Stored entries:
[START]

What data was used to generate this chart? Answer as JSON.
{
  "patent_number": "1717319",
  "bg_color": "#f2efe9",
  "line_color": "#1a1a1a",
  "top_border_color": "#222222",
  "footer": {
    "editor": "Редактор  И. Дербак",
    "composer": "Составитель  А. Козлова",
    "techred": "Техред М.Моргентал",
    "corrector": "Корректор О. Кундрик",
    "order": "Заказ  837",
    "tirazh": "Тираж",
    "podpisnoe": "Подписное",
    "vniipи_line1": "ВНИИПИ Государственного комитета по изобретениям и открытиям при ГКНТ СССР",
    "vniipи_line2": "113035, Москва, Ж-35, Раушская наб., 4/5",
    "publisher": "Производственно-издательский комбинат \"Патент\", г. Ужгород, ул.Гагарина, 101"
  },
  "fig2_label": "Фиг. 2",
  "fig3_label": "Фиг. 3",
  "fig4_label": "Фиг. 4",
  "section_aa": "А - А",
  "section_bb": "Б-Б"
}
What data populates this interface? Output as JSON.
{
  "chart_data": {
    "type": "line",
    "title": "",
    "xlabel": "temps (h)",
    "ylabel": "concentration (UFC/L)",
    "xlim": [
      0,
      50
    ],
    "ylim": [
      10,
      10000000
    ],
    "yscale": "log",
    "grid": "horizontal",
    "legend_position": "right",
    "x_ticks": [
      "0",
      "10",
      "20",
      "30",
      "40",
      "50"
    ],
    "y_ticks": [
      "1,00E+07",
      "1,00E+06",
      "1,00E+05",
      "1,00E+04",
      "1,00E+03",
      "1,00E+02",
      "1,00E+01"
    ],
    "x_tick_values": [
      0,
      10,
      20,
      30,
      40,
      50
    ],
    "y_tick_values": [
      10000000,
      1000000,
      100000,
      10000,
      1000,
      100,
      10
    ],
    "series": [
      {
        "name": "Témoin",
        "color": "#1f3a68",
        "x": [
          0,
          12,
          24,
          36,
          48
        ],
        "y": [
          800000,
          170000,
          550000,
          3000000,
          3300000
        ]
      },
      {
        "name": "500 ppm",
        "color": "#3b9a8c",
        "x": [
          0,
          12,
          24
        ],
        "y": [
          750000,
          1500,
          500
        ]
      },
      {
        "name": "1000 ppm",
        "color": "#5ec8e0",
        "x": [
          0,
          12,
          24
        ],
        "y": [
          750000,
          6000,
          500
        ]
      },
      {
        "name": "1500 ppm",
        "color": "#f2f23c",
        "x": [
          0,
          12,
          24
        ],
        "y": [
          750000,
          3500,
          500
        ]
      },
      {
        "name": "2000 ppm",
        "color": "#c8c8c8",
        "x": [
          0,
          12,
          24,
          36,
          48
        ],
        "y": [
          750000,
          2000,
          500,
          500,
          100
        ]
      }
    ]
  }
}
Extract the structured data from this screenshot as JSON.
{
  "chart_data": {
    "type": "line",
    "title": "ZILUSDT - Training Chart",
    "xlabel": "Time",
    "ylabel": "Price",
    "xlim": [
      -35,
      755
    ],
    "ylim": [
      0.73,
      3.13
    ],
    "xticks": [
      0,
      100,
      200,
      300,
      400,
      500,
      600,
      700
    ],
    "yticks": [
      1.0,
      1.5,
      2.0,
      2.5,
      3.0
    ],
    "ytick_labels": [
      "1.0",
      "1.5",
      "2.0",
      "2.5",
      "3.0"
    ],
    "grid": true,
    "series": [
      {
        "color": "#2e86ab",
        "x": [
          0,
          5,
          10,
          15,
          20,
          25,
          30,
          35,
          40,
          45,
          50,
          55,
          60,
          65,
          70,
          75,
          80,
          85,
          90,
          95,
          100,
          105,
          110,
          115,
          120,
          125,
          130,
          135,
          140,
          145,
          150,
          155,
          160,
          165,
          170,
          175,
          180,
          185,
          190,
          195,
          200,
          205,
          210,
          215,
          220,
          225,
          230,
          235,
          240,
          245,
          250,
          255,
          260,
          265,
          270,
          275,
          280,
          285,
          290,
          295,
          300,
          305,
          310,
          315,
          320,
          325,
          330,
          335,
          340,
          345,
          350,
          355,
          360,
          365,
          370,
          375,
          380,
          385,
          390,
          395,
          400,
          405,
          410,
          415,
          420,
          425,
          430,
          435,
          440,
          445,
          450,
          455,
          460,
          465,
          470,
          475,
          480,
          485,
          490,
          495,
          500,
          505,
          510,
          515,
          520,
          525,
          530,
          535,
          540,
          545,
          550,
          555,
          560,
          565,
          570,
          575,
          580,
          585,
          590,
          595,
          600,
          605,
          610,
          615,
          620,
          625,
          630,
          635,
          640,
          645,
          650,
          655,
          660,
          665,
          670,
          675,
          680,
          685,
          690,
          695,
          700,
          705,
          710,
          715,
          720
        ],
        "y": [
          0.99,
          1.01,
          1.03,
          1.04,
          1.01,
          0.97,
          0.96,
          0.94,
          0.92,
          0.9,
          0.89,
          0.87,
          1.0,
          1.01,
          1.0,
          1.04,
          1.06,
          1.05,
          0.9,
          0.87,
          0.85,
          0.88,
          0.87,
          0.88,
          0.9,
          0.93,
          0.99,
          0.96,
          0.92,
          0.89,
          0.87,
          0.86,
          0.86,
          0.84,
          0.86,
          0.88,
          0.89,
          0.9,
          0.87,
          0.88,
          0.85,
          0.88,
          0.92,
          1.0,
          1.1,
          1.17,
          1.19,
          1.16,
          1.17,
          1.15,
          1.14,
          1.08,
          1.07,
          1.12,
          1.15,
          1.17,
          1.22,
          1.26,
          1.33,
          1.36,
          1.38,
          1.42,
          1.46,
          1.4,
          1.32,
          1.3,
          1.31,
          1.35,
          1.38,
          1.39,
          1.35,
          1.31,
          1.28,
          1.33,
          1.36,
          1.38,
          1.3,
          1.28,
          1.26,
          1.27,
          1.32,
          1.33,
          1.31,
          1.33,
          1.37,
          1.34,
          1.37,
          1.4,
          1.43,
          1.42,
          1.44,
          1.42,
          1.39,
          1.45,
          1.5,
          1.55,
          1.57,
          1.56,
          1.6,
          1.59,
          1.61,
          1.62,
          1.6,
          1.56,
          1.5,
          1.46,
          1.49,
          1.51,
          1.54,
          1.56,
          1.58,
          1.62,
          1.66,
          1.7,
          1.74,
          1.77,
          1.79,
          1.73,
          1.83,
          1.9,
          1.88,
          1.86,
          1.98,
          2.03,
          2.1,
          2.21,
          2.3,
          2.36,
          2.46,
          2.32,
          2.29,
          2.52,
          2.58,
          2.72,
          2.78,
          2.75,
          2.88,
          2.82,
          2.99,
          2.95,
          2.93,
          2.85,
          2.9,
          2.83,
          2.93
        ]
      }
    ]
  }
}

[END]

WHAT IS BEING ASKED ▸ In the records shown above, how many lines include the word "name"? Answer with the number only.

EXERCISE OUTPUT ▸ 5